--- Problem to work on ---
Return each entry exactly, omitting nothing.
··········
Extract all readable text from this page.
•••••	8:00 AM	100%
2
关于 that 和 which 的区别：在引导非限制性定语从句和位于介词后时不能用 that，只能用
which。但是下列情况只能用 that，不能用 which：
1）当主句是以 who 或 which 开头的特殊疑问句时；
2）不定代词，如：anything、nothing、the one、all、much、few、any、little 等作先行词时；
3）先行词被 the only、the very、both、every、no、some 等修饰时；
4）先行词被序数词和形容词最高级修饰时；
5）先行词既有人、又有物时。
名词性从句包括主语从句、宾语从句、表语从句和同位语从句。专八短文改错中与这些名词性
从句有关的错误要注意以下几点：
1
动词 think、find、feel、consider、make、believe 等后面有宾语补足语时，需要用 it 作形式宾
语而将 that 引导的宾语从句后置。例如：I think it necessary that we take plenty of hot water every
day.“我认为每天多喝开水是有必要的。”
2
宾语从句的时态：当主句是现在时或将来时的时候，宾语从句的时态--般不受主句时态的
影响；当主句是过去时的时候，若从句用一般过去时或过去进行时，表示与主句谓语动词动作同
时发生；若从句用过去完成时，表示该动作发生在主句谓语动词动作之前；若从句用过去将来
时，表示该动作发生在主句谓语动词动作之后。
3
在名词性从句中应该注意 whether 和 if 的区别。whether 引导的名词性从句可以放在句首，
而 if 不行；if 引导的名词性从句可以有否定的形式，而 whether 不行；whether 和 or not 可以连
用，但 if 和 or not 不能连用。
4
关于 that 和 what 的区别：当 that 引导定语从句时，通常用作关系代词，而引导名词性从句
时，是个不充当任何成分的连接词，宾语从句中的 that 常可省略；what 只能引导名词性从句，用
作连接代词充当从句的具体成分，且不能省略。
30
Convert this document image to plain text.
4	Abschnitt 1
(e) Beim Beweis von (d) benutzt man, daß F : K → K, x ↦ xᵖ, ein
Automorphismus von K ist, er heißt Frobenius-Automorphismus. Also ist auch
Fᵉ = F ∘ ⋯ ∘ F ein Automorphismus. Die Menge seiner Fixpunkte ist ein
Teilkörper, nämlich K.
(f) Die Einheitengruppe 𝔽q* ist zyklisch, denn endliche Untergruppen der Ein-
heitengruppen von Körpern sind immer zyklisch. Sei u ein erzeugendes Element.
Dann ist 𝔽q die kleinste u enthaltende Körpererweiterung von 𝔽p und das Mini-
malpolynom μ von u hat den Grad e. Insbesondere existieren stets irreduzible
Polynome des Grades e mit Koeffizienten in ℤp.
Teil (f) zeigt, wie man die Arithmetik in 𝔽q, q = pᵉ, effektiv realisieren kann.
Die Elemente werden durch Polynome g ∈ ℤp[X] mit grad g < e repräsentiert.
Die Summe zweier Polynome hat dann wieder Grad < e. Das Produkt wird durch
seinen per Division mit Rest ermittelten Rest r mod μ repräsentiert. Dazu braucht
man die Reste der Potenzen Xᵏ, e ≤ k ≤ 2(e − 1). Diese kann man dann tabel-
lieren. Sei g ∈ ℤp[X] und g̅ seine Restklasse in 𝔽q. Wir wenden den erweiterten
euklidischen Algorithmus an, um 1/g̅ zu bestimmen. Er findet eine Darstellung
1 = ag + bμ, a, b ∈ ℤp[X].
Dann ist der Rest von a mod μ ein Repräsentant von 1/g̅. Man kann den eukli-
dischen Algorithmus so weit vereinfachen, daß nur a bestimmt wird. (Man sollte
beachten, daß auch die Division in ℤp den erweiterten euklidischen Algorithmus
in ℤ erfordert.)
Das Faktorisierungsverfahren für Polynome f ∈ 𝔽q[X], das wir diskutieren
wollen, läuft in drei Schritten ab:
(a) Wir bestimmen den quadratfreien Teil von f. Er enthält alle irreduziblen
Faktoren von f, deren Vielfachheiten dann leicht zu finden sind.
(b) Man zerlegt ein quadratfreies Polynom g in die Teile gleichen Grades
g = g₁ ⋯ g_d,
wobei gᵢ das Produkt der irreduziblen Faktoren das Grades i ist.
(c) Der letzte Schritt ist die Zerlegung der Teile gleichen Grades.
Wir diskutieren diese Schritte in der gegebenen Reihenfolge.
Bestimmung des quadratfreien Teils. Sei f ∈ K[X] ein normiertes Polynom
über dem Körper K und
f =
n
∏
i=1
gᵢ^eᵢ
··········
--- The reply ---
Extract all readable text from this page.
•••••	8:00 AM	100%
2
关于 that 和 which 的区别：在引导非限制性定语从句和位于介词后时不能用 that，只能用
which。但是下列情况只能用 that，不能用 which：
1）当主句是以 who 或 which 开头的特殊疑问句时；
2）不定代词，如：anything、nothing、the one、all、much、few、any、little 等作先行词时；
3）先行词被 the only、the very、both、every、no、some 等修饰时；
4）先行词被序数词和形容词最高级修饰时；
5）先行词既有人、又有物时。
名词性从句包括主语从句、宾语从句、表语从句和同位语从句。专八短文改错中与这些名词性
从句有关的错误要注意以下几点：
1
动词 think、find、feel、consider、make、believe 等后面有宾语补足语时，需要用 it 作形式宾
语而将 that 引导的宾语从句后置。例如：I think it necessary that we take plenty of hot water every
day.“我认为每天多喝开水是有必要的。”
2
宾语从句的时态：当主句是现在时或将来时的时候，宾语从句的时态--般不受主句时态的
影响；当主句是过去时的时候，若从句用一般过去时或过去进行时，表示与主句谓语动词动作同
时发生；若从句用过去完成时，表示该动作发生在主句谓语动词动作之前；若从句用过去将来
时，表示该动作发生在主句谓语动词动作之后。
3
在名词性从句中应该注意 whether 和 if 的区别。whether 引导的名词性从句可以放在句首，
而 if 不行；if 引导的名词性从句可以有否定的形式，而 whether 不行；whether 和 or not 可以连
用，但 if 和 or not 不能连用。
4
关于 that 和 what 的区别：当 that 引导定语从句时，通常用作关系代词，而引导名词性从句
时，是个不充当任何成分的连接词，宾语从句中的 that 常可省略；what 只能引导名词性从句，用
作连接代词充当从句的具体成分，且不能省略。
30
Convert this document image to plain text.
4	Abschnitt 1
(e) Beim Beweis von (d) benutzt man, daß F : K → K, x ↦ xᵖ, ein
Automorphismus von K ist, er heißt Frobenius-Automorphismus. Also ist auch
Fᵉ = F ∘ ⋯ ∘ F ein Automorphismus. Die Menge seiner Fixpunkte ist ein
Teilkörper, nämlich K.
(f) Die Einheitengruppe 𝔽q* ist zyklisch, denn endliche Untergruppen der Ein-
heitengruppen von Körpern sind immer zyklisch. Sei u ein erzeugendes Element.
Dann ist 𝔽q die kleinste u enthaltende Körpererweiterung von 𝔽p und das Mini-
malpolynom μ von u hat den Grad e. Insbesondere existieren stets irreduzible
Polynome des Grades e mit Koeffizienten in ℤp.
Teil (f) zeigt, wie man die Arithmetik in 𝔽q, q = pᵉ, effektiv realisieren kann.
Die Elemente werden durch Polynome g ∈ ℤp[X] mit grad g < e repräsentiert.
Die Summe zweier Polynome hat dann wieder Grad < e. Das Produkt wird durch
seinen per Division mit Rest ermittelten Rest r mod μ repräsentiert. Dazu braucht
man die Reste der Potenzen Xᵏ, e ≤ k ≤ 2(e − 1). Diese kann man dann tabel-
lieren. Sei g ∈ ℤp[X] und g̅ seine Restklasse in 𝔽q. Wir wenden den erweiterten
euklidischen Algorithmus an, um 1/g̅ zu bestimmen. Er findet eine Darstellung
1 = ag + bμ, a, b ∈ ℤp[X].
Dann ist der Rest von a mod μ ein Repräsentant von 1/g̅. Man kann den eukli-
dischen Algorithmus so weit vereinfachen, daß nur a bestimmt wird. (Man sollte
beachten, daß auch die Division in ℤp den erweiterten euklidischen Algorithmus
in ℤ erfordert.)
Das Faktorisierungsverfahren für Polynome f ∈ 𝔽q[X], das wir diskutieren
wollen, läuft in drei Schritten ab:
(a) Wir bestimmen den quadratfreien Teil von f. Er enthält alle irreduziblen
Faktoren von f, deren Vielfachheiten dann leicht zu finden sind.
(b) Man zerlegt ein quadratfreies Polynom g in die Teile gleichen Grades
g = g₁ ⋯ g_d,
wobei gᵢ das Produkt der irreduziblen Faktoren das Grades i ist.
(c) Der letzte Schritt ist die Zerlegung der Teile gleichen Grades.
Wir diskutieren diese Schritte in der gegebenen Reihenfolge.
Bestimmung des quadratfreien Teils. Sei f ∈ K[X] ein normiertes Polynom
über dem Körper K und
f =
n
∏
i=1
gᵢ^eᵢ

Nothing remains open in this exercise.